■ Instructions for the task ■
Check each line of the listing below for the string "JSON", and copy the ones that have it.

** start of Given information **

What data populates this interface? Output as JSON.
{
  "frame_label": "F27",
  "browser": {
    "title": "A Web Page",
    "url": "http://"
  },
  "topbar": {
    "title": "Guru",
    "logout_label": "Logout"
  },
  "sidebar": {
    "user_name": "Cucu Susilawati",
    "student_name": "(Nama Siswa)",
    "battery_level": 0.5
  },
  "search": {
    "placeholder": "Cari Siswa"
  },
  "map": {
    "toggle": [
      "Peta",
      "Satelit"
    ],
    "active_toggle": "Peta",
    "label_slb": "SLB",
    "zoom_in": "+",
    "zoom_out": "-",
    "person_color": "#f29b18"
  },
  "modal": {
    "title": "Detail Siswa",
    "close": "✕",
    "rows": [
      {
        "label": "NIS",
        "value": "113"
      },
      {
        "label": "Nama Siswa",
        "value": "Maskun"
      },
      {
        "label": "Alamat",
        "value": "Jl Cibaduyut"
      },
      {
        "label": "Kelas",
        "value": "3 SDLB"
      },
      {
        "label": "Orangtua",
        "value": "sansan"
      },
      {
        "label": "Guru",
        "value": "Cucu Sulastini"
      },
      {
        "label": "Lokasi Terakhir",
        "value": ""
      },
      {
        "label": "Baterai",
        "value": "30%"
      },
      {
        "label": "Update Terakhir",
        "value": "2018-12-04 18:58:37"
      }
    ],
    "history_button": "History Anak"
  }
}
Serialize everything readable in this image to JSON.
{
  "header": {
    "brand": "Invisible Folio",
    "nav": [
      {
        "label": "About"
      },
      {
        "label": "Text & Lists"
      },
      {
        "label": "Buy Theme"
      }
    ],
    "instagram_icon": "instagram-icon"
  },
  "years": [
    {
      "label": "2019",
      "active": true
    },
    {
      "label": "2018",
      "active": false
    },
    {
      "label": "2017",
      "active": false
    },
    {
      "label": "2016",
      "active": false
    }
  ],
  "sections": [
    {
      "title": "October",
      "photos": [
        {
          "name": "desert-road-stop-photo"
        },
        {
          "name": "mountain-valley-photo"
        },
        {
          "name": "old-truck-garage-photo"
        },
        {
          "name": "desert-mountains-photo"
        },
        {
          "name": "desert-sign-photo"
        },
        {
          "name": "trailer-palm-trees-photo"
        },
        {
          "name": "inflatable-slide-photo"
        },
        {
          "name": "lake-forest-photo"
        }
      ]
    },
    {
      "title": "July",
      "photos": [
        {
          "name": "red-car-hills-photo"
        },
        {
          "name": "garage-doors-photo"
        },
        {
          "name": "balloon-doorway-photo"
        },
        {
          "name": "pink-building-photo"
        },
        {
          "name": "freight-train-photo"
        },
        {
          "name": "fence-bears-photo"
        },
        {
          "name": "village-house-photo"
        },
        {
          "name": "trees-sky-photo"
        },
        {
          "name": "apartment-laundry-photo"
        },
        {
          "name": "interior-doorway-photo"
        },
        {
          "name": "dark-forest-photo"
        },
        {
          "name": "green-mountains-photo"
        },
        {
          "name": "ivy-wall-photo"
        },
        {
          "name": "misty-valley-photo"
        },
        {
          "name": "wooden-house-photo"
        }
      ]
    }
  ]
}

** end of Given information **

■ Solution below ■
What data populates this interface? Output as JSON.
Serialize everything readable in this image to JSON.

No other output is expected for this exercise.